** Exercise task **
Write the entries below out again exactly; any picture in them stays out.
######
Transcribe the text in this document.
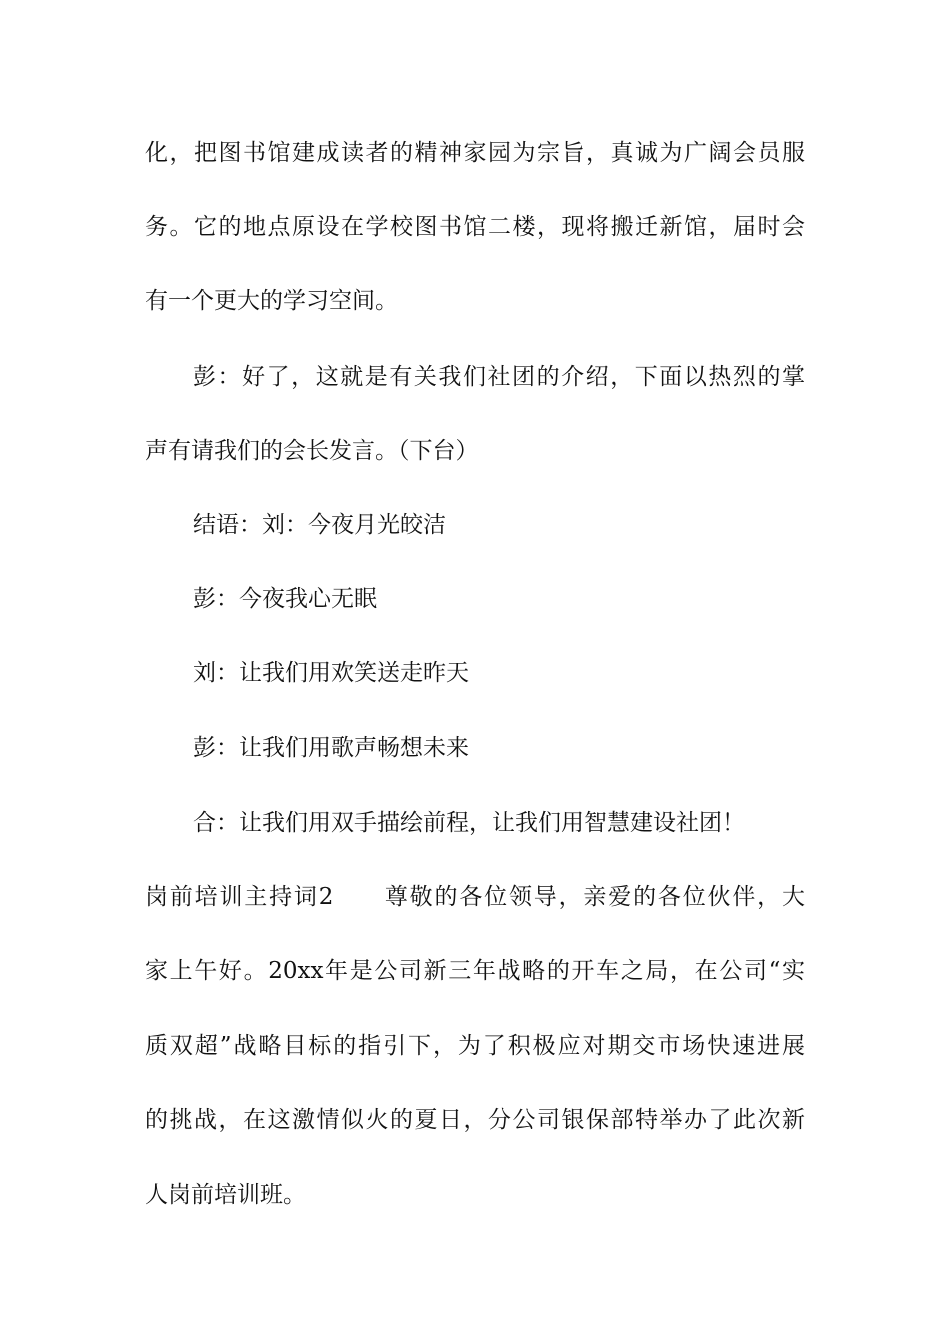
化，把图书馆建成读者的精神家园为宗旨，真诚为广阔会员服
务。它的地点原设在学校图书馆二楼，现将搬迁新馆，届时会
有一个更大的学习空间。
彭：好了，这就是有关我们社团的介绍，下面以热烈的掌
声有请我们的会长发言。（下台）
结语：刘：今夜月光皎洁
彭：今夜我心无眠
刘：让我们用欢笑送走昨天
彭：让我们用歌声畅想未来
合：让我们用双手描绘前程，让我们用智慧建设社团！
岗前培训主持词2　　尊敬的各位领导，亲爱的各位伙伴，大
家上午好。20xx年是公司新三年战略的开车之局，在公司“实
质双超”战略目标的指引下，为了积极应对期交市场快速进展
的挑战，在这激情似火的夏日，分公司银保部特举办了此次新
人岗前培训班。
######
** Solution **
Transcribe the text in this document.
化，把图书馆建成读者的精神家园为宗旨，真诚为广阔会员服
务。它的地点原设在学校图书馆二楼，现将搬迁新馆，届时会
有一个更大的学习空间。
彭：好了，这就是有关我们社团的介绍，下面以热烈的掌
声有请我们的会长发言。（下台）
结语：刘：今夜月光皎洁
彭：今夜我心无眠
刘：让我们用欢笑送走昨天
彭：让我们用歌声畅想未来
合：让我们用双手描绘前程，让我们用智慧建设社团！
岗前培训主持词2　　尊敬的各位领导，亲爱的各位伙伴，大
家上午好。20xx年是公司新三年战略的开车之局，在公司“实
质双超”战略目标的指引下，为了积极应对期交市场快速进展
的挑战，在这激情似火的夏日，分公司银保部特举办了此次新
人岗前培训班。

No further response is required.